▶ _RECORDS SUPPLIED_
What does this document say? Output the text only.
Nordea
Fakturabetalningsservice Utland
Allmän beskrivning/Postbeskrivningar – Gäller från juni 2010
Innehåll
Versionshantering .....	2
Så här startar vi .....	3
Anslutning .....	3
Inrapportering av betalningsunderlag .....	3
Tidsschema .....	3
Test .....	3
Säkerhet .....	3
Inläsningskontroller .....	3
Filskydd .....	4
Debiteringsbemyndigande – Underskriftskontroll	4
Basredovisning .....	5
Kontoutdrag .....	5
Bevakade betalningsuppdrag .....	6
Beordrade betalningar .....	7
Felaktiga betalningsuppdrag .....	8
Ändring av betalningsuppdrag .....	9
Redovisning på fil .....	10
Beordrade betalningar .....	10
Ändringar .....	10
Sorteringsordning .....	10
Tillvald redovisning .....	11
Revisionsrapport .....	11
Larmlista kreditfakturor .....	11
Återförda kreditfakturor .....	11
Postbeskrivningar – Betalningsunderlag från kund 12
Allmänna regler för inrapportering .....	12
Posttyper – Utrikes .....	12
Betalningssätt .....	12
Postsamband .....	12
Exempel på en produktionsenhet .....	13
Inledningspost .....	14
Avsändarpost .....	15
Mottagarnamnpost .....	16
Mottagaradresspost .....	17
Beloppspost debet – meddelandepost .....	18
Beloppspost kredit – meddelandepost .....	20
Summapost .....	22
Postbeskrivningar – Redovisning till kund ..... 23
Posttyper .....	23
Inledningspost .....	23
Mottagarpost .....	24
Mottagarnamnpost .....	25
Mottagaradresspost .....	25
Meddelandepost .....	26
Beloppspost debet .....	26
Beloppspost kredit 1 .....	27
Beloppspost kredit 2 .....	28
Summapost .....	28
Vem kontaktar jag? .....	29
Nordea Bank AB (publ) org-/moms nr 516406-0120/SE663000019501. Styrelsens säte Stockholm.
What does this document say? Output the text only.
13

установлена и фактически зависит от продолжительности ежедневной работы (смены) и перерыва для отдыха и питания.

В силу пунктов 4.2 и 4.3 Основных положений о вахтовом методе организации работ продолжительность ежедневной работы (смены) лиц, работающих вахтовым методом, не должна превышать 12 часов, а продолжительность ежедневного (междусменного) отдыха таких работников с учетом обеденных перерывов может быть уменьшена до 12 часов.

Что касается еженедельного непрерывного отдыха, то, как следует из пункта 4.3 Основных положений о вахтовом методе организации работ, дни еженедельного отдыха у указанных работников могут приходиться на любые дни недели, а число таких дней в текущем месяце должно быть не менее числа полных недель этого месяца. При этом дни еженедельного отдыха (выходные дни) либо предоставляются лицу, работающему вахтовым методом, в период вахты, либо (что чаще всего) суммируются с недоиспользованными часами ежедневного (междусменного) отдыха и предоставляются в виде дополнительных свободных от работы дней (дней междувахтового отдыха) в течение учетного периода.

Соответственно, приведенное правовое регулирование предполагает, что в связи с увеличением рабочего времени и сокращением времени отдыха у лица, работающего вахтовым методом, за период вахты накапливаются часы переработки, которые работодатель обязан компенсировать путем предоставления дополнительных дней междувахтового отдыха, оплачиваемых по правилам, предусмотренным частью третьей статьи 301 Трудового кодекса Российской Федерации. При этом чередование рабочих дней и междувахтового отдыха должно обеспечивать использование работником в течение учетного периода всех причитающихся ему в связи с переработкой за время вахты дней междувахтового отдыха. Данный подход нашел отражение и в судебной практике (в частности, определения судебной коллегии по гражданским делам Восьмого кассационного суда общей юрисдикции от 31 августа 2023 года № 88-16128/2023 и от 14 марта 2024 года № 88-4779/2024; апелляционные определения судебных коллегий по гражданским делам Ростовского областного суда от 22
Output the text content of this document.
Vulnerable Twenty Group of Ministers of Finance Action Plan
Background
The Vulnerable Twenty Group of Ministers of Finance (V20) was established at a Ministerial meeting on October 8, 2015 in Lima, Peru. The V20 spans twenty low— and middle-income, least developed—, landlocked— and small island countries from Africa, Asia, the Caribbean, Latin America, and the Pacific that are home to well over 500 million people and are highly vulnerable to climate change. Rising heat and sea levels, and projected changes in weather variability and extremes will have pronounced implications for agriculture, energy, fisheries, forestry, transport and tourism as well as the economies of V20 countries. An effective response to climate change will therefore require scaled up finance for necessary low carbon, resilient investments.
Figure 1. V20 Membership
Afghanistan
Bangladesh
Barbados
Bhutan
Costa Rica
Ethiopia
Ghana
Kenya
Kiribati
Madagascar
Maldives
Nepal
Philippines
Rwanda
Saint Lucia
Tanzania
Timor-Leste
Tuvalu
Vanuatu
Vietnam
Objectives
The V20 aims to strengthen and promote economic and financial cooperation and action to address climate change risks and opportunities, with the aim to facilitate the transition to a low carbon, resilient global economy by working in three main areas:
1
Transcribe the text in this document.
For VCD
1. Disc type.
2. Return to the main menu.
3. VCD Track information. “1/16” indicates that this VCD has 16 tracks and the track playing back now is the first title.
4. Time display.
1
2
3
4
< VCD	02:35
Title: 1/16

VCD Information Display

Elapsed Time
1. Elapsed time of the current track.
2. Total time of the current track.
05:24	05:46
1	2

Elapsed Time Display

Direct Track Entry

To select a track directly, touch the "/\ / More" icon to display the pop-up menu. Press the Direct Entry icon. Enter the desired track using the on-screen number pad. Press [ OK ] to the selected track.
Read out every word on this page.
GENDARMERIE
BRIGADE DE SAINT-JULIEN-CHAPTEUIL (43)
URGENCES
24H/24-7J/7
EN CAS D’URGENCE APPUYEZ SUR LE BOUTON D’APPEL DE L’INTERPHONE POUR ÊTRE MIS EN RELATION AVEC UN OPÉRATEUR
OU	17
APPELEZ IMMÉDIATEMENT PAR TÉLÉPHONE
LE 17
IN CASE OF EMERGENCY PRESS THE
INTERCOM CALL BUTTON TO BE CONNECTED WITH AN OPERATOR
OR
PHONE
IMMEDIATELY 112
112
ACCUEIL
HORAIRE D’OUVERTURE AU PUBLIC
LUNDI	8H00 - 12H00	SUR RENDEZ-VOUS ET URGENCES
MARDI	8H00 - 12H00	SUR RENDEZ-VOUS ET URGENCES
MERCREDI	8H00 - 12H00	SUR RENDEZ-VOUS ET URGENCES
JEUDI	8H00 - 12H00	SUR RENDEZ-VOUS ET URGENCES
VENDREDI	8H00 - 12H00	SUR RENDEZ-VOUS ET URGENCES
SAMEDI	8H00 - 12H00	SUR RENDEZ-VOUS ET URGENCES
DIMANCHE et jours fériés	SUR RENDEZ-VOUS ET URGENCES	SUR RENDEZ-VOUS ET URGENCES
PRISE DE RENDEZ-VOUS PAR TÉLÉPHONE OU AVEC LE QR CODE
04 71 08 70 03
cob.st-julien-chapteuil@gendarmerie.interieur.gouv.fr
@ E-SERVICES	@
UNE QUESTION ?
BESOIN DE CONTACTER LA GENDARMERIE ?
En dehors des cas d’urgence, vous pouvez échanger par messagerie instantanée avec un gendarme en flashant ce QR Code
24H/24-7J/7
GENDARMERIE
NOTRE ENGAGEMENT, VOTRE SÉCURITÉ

▶ _WHAT IS NEEDED_
From the entries above, select each line containing the string "Mottagaradresspost".

▶ _FULL ANSWER_
Mottagaradresspost .....	17
Mottagaradresspost .....	25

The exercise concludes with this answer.